**Given request**:
Please list all lines of the material below in which the string "name" occurs.
===== Dataset excerpts =====
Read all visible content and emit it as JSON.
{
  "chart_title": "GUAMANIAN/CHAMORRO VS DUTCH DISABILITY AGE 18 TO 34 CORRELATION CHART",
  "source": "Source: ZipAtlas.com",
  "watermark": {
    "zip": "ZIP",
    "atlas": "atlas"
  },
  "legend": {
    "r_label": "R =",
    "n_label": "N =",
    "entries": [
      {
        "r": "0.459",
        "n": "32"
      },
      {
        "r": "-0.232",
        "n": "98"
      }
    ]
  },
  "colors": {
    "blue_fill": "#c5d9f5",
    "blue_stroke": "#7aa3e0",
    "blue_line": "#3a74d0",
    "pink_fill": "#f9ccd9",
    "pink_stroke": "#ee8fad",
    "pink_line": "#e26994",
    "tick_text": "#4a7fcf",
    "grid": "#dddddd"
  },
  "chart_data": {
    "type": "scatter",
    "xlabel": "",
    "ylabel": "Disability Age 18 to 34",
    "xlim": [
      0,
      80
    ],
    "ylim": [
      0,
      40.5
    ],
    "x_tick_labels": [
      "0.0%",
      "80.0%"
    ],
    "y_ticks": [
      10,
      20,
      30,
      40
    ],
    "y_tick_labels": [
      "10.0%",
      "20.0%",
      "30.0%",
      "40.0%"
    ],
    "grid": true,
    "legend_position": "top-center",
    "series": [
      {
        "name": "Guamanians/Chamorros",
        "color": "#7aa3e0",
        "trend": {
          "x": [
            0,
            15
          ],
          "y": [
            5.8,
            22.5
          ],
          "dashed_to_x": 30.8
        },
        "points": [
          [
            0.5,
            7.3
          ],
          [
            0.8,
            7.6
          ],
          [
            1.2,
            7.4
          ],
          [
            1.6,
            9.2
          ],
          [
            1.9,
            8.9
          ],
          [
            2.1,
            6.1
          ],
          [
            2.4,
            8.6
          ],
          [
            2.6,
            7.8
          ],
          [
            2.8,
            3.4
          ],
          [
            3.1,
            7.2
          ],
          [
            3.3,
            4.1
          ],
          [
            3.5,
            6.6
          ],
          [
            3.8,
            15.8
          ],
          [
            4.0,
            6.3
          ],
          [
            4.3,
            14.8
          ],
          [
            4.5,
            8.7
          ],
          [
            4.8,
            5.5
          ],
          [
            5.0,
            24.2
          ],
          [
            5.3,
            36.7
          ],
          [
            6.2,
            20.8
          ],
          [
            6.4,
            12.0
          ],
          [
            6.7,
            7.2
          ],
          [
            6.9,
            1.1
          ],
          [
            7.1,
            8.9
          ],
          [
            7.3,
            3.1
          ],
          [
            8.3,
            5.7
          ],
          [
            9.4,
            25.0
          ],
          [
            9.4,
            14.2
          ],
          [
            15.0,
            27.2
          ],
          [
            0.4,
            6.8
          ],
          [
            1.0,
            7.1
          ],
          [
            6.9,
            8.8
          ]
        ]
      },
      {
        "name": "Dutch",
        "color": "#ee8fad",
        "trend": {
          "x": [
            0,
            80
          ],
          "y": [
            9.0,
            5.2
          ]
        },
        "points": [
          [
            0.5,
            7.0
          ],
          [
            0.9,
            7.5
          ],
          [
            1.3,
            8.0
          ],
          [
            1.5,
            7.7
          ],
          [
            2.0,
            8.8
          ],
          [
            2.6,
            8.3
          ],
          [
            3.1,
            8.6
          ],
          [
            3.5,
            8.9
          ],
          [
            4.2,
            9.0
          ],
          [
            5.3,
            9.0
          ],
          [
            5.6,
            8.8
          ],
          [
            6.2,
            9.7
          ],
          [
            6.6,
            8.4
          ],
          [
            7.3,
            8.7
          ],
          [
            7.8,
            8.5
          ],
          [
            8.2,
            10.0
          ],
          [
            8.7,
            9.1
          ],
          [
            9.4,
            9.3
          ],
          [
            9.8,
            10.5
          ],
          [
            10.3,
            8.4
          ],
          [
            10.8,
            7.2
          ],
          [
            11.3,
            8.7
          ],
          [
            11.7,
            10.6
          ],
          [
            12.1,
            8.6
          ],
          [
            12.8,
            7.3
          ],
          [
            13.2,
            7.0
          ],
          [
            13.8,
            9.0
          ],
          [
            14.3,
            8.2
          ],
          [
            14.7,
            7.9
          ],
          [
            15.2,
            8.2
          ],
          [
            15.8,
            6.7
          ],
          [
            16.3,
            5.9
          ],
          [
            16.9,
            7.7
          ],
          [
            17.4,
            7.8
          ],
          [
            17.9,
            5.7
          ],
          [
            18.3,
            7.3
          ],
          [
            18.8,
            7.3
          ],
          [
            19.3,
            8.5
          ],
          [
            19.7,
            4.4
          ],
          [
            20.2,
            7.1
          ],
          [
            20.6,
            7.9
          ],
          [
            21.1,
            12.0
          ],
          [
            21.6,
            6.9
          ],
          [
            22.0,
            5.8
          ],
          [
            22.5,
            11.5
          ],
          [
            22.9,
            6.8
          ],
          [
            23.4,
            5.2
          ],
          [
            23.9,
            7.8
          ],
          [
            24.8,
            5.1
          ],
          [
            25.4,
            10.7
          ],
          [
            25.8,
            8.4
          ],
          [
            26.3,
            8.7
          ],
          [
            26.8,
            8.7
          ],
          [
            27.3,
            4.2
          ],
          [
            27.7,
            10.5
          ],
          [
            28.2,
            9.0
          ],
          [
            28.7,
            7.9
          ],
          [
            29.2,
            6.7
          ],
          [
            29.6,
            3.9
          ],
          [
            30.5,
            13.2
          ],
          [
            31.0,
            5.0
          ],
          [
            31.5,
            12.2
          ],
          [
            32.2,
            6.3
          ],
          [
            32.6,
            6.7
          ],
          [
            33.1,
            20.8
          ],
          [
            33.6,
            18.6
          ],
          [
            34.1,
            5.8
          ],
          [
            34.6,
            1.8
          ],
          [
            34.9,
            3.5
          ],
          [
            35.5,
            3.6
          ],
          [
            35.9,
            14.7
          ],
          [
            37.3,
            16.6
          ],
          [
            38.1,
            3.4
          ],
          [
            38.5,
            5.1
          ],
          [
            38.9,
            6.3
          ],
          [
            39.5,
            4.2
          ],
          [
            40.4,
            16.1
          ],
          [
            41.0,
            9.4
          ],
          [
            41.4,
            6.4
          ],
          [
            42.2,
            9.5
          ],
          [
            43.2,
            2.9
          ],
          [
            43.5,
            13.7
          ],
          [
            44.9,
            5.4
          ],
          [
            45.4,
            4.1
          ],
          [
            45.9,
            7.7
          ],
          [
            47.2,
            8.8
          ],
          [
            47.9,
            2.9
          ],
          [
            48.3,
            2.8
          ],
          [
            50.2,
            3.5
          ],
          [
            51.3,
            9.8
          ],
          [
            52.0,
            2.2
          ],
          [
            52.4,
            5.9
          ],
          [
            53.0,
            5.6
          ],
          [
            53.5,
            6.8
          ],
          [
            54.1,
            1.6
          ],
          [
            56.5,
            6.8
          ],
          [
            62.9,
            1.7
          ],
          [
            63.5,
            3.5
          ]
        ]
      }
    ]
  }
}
=====
**Expected answer**:
        "name": "Guamanians/Chamorros",
        "name": "Dutch",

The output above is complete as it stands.